Source data:
· · · · ·

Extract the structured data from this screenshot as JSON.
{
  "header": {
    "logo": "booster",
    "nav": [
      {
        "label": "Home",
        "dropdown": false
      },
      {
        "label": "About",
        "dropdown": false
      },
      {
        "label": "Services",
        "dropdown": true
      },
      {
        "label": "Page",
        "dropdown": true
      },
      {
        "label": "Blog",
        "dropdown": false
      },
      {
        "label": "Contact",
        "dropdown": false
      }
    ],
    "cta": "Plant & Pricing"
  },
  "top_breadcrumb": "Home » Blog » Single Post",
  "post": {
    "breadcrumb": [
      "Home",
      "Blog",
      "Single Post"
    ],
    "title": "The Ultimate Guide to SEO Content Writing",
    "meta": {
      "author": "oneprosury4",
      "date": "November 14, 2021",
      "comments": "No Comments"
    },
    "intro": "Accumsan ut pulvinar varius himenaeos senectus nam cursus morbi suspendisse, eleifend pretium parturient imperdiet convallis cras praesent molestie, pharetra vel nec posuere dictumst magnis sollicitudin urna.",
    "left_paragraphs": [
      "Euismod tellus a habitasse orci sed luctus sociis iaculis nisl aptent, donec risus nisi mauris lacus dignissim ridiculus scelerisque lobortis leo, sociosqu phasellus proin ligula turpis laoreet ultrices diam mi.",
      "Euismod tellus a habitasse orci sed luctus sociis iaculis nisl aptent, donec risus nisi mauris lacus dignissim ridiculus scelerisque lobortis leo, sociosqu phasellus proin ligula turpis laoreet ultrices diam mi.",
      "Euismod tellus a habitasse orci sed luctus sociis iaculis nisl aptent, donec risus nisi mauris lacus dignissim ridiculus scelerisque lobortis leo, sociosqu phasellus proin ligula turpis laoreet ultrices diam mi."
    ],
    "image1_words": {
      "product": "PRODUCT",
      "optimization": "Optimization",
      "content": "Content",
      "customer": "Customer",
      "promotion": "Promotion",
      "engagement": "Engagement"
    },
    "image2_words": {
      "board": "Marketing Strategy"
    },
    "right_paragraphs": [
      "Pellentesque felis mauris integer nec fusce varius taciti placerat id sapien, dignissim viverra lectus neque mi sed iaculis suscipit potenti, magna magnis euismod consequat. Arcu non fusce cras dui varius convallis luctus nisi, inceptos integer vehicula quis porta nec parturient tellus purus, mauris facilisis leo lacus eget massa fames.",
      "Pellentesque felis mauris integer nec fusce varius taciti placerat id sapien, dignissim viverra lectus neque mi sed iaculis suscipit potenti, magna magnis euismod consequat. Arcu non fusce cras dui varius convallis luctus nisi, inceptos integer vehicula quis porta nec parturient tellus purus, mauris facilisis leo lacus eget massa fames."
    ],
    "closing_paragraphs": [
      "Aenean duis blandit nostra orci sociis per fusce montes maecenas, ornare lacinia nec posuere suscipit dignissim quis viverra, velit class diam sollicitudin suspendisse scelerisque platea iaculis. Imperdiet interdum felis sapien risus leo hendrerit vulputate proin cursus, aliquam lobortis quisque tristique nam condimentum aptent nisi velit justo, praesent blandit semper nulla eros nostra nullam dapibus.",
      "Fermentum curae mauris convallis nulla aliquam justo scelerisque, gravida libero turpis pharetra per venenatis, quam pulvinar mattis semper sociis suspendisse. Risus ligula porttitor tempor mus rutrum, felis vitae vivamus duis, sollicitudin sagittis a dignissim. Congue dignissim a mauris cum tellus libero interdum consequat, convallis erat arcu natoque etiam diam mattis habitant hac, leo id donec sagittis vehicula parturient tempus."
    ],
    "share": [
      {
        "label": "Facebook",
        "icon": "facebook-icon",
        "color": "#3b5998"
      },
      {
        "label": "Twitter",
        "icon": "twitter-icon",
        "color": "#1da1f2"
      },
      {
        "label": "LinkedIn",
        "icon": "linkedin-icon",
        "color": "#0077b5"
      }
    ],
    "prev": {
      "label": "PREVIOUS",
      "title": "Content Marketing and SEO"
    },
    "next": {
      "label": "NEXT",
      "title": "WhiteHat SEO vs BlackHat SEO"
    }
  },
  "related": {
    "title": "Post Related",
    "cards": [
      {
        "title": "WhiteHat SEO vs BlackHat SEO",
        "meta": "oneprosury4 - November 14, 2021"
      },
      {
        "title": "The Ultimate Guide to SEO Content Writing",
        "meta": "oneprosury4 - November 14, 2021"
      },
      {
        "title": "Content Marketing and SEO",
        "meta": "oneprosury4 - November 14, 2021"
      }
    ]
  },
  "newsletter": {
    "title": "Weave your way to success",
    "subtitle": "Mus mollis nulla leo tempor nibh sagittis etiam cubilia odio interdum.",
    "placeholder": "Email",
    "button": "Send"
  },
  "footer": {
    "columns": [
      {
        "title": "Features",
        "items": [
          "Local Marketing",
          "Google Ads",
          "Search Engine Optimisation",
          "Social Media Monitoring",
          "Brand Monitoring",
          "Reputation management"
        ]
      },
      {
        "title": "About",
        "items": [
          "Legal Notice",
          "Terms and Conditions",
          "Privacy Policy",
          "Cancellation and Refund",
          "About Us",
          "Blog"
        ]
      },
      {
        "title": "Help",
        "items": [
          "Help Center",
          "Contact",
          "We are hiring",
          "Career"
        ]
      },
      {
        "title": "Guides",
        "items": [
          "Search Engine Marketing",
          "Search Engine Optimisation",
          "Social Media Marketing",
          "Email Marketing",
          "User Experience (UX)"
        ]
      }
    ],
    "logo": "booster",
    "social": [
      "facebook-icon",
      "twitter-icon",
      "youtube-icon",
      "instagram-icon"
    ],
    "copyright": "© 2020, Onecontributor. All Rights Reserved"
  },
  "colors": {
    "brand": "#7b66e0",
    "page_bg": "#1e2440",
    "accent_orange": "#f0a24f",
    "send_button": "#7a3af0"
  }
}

· · · · ·

Work instructions: The records above are to be repeated exactly, in their entirety.

Final result:
Extract the structured data from this screenshot as JSON.
{
  "header": {
    "logo": "booster",
    "nav": [
      {
        "label": "Home",
        "dropdown": false
      },
      {
        "label": "About",
        "dropdown": false
      },
      {
        "label": "Services",
        "dropdown": true
      },
      {
        "label": "Page",
        "dropdown": true
      },
      {
        "label": "Blog",
        "dropdown": false
      },
      {
        "label": "Contact",
        "dropdown": false
      }
    ],
    "cta": "Plant & Pricing"
  },
  "top_breadcrumb": "Home » Blog » Single Post",
  "post": {
    "breadcrumb": [
      "Home",
      "Blog",
      "Single Post"
    ],
    "title": "The Ultimate Guide to SEO Content Writing",
    "meta": {
      "author": "oneprosury4",
      "date": "November 14, 2021",
      "comments": "No Comments"
    },
    "intro": "Accumsan ut pulvinar varius himenaeos senectus nam cursus morbi suspendisse, eleifend pretium parturient imperdiet convallis cras praesent molestie, pharetra vel nec posuere dictumst magnis sollicitudin urna.",
    "left_paragraphs": [
      "Euismod tellus a habitasse orci sed luctus sociis iaculis nisl aptent, donec risus nisi mauris lacus dignissim ridiculus scelerisque lobortis leo, sociosqu phasellus proin ligula turpis laoreet ultrices diam mi.",
      "Euismod tellus a habitasse orci sed luctus sociis iaculis nisl aptent, donec risus nisi mauris lacus dignissim ridiculus scelerisque lobortis leo, sociosqu phasellus proin ligula turpis laoreet ultrices diam mi.",
      "Euismod tellus a habitasse orci sed luctus sociis iaculis nisl aptent, donec risus nisi mauris lacus dignissim ridiculus scelerisque lobortis leo, sociosqu phasellus proin ligula turpis laoreet ultrices diam mi."
    ],
    "image1_words": {
      "product": "PRODUCT",
      "optimization": "Optimization",
      "content": "Content",
      "customer": "Customer",
      "promotion": "Promotion",
      "engagement": "Engagement"
    },
    "image2_words": {
      "board": "Marketing Strategy"
    },
    "right_paragraphs": [
      "Pellentesque felis mauris integer nec fusce varius taciti placerat id sapien, dignissim viverra lectus neque mi sed iaculis suscipit potenti, magna magnis euismod consequat. Arcu non fusce cras dui varius convallis luctus nisi, inceptos integer vehicula quis porta nec parturient tellus purus, mauris facilisis leo lacus eget massa fames.",
      "Pellentesque felis mauris integer nec fusce varius taciti placerat id sapien, dignissim viverra lectus neque mi sed iaculis suscipit potenti, magna magnis euismod consequat. Arcu non fusce cras dui varius convallis luctus nisi, inceptos integer vehicula quis porta nec parturient tellus purus, mauris facilisis leo lacus eget massa fames."
    ],
    "closing_paragraphs": [
      "Aenean duis blandit nostra orci sociis per fusce montes maecenas, ornare lacinia nec posuere suscipit dignissim quis viverra, velit class diam sollicitudin suspendisse scelerisque platea iaculis. Imperdiet interdum felis sapien risus leo hendrerit vulputate proin cursus, aliquam lobortis quisque tristique nam condimentum aptent nisi velit justo, praesent blandit semper nulla eros nostra nullam dapibus.",
      "Fermentum curae mauris convallis nulla aliquam justo scelerisque, gravida libero turpis pharetra per venenatis, quam pulvinar mattis semper sociis suspendisse. Risus ligula porttitor tempor mus rutrum, felis vitae vivamus duis, sollicitudin sagittis a dignissim. Congue dignissim a mauris cum tellus libero interdum consequat, convallis erat arcu natoque etiam diam mattis habitant hac, leo id donec sagittis vehicula parturient tempus."
    ],
    "share": [
      {
        "label": "Facebook",
        "icon": "facebook-icon",
        "color": "#3b5998"
      },
      {
        "label": "Twitter",
        "icon": "twitter-icon",
        "color": "#1da1f2"
      },
      {
        "label": "LinkedIn",
        "icon": "linkedin-icon",
        "color": "#0077b5"
      }
    ],
    "prev": {
      "label": "PREVIOUS",
      "title": "Content Marketing and SEO"
    },
    "next": {
      "label": "NEXT",
      "title": "WhiteHat SEO vs BlackHat SEO"
    }
  },
  "related": {
    "title": "Post Related",
    "cards": [
      {
        "title": "WhiteHat SEO vs BlackHat SEO",
        "meta": "oneprosury4 - November 14, 2021"
      },
      {
        "title": "The Ultimate Guide to SEO Content Writing",
        "meta": "oneprosury4 - November 14, 2021"
      },
      {
        "title": "Content Marketing and SEO",
        "meta": "oneprosury4 - November 14, 2021"
      }
    ]
  },
  "newsletter": {
    "title": "Weave your way to success",
    "subtitle": "Mus mollis nulla leo tempor nibh sagittis etiam cubilia odio interdum.",
    "placeholder": "Email",
    "button": "Send"
  },
  "footer": {
    "columns": [
      {
        "title": "Features",
        "items": [
          "Local Marketing",
          "Google Ads",
          "Search Engine Optimisation",
          "Social Media Monitoring",
          "Brand Monitoring",
          "Reputation management"
        ]
      },
      {
        "title": "About",
        "items": [
          "Legal Notice",
          "Terms and Conditions",
          "Privacy Policy",
          "Cancellation and Refund",
          "About Us",
          "Blog"
        ]
      },
      {
        "title": "Help",
        "items": [
          "Help Center",
          "Contact",
          "We are hiring",
          "Career"
        ]
      },
      {
        "title": "Guides",
        "items": [
          "Search Engine Marketing",
          "Search Engine Optimisation",
          "Social Media Marketing",
          "Email Marketing",
          "User Experience (UX)"
        ]
      }
    ],
    "logo": "booster",
    "social": [
      "facebook-icon",
      "twitter-icon",
      "youtube-icon",
      "instagram-icon"
    ],
    "copyright": "© 2020, Onecontributor. All Rights Reserved"
  },
  "colors": {
    "brand": "#7b66e0",
    "page_bg": "#1e2440",
    "accent_orange": "#f0a24f",
    "send_button": "#7a3af0"
  }
}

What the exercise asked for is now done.